___ Dataset extract ___

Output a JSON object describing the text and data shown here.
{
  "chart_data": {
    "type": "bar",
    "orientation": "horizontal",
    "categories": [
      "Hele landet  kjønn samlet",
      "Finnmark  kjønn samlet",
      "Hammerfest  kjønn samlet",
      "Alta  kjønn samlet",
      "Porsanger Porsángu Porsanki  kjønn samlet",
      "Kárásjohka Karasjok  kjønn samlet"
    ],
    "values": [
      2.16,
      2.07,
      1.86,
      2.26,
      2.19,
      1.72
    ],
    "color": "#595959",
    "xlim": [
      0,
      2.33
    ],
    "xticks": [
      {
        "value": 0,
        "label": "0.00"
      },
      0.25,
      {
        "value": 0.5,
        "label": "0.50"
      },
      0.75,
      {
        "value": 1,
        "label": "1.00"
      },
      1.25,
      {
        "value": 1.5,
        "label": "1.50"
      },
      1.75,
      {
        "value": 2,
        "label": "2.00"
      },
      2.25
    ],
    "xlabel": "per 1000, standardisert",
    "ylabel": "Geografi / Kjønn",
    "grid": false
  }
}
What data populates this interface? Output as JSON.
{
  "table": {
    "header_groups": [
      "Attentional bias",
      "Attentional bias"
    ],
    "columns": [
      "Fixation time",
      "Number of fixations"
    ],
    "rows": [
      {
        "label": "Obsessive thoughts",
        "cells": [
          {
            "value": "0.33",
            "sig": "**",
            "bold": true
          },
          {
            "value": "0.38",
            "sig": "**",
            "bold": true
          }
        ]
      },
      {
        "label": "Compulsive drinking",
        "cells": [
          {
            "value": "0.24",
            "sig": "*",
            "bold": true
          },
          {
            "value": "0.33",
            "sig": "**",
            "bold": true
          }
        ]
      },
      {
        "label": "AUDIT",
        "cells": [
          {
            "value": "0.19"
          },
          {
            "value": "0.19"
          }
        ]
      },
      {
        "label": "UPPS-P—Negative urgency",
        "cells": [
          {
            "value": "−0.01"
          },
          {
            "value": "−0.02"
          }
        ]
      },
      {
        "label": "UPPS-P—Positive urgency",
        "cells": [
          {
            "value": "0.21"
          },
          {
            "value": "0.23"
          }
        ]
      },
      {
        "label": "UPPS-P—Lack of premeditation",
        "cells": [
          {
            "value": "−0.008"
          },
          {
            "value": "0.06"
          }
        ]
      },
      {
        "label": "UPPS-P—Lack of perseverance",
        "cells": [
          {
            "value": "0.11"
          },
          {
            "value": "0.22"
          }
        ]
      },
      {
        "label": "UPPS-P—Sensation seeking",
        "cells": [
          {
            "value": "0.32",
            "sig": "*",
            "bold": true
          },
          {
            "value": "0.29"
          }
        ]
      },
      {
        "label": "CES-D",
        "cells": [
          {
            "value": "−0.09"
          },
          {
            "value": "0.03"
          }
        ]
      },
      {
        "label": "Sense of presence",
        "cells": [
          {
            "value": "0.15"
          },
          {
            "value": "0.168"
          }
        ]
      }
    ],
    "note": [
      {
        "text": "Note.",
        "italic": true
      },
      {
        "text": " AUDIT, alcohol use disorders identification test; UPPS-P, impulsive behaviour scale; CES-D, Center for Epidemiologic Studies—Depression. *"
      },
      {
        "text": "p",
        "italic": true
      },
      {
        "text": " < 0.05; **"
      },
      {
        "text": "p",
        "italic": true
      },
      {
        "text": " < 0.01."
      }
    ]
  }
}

___

### Task statement
From the entries, copy out each line containing the word "samlet".

### Solved problem
      "Hele landet  kjønn samlet",
      "Finnmark  kjønn samlet",
      "Hammerfest  kjønn samlet",
      "Alta  kjønn samlet",
      "Porsanger Porsángu Porsanki  kjønn samlet",
      "Kárásjohka Karasjok  kjønn samlet"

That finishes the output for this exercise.